## Task statement
Within the listing below, locate all lines containing the word "platvorme". Copy each one.

(Dataset entries)
_____

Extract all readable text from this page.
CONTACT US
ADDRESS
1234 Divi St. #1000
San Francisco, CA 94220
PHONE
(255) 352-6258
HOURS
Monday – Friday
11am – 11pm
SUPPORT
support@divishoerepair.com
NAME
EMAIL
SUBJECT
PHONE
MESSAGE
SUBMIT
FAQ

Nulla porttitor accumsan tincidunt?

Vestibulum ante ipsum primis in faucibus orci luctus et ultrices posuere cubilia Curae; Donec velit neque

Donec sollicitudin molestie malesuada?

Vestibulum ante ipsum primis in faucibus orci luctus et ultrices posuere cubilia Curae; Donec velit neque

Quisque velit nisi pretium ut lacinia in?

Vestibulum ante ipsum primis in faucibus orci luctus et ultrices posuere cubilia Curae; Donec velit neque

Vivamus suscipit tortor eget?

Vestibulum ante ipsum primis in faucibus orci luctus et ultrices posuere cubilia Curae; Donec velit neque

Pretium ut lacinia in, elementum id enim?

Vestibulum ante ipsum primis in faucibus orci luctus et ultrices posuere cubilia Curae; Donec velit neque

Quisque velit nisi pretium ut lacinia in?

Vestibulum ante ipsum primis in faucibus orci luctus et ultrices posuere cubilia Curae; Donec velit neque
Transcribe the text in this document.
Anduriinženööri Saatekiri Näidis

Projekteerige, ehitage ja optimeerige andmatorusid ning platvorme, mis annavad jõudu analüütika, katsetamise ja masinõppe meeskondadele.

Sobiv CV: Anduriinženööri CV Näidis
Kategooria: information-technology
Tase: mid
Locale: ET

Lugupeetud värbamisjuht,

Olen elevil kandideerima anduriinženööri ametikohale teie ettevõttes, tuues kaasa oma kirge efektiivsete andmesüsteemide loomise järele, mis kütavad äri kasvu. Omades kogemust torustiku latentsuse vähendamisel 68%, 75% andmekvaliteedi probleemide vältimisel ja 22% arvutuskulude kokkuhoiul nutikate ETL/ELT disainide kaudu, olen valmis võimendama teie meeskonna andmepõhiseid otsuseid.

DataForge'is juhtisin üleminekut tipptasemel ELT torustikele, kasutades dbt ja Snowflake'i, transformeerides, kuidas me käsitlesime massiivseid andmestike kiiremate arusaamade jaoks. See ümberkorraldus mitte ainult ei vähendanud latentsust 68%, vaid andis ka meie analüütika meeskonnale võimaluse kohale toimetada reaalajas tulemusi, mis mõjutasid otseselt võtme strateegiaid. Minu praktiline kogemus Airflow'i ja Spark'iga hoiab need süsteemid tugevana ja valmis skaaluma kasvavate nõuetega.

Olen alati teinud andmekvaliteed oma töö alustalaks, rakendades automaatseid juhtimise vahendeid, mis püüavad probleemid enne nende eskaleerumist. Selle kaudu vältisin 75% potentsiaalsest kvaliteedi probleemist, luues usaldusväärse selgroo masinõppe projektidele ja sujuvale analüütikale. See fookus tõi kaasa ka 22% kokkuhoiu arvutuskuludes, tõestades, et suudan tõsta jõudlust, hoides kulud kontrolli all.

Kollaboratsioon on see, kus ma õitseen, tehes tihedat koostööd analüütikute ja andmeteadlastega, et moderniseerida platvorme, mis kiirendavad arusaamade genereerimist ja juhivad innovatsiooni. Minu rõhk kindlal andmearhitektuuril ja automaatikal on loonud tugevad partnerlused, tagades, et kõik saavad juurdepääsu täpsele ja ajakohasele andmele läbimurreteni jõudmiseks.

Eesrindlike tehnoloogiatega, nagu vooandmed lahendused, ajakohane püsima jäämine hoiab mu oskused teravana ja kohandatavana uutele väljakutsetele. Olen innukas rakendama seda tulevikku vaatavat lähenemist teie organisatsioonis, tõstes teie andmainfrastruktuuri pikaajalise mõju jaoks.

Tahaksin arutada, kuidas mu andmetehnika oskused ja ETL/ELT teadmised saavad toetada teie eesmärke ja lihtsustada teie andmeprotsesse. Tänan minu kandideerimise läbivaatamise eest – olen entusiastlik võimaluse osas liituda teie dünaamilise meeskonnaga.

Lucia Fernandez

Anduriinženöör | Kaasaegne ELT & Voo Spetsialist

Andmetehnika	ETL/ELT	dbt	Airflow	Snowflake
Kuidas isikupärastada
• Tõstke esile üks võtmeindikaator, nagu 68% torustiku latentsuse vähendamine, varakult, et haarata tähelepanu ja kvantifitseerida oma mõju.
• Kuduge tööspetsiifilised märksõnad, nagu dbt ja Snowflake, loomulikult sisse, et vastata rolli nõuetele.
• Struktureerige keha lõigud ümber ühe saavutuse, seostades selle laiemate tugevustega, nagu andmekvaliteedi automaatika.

_____

## The output
Projekteerige, ehitage ja optimeerige andmatorusid ning platvorme, mis annavad jõudu analüütika, katsetamise ja masinõppe meeskondadele.
Kollaboratsioon on see, kus ma õitseen, tehes tihedat koostööd analüütikute ja andmeteadlastega, et moderniseerida platvorme, mis kiirendavad arusaamade genereerimist ja juhivad innovatsiooni. Minu rõhk kindlal andmearhitektuuril ja automaatikal on loonud tugevad partnerlused, tagades, et kõik saavad juurdepääsu täpsele ja ajakohasele andmele läbimurreteni jõudmiseks.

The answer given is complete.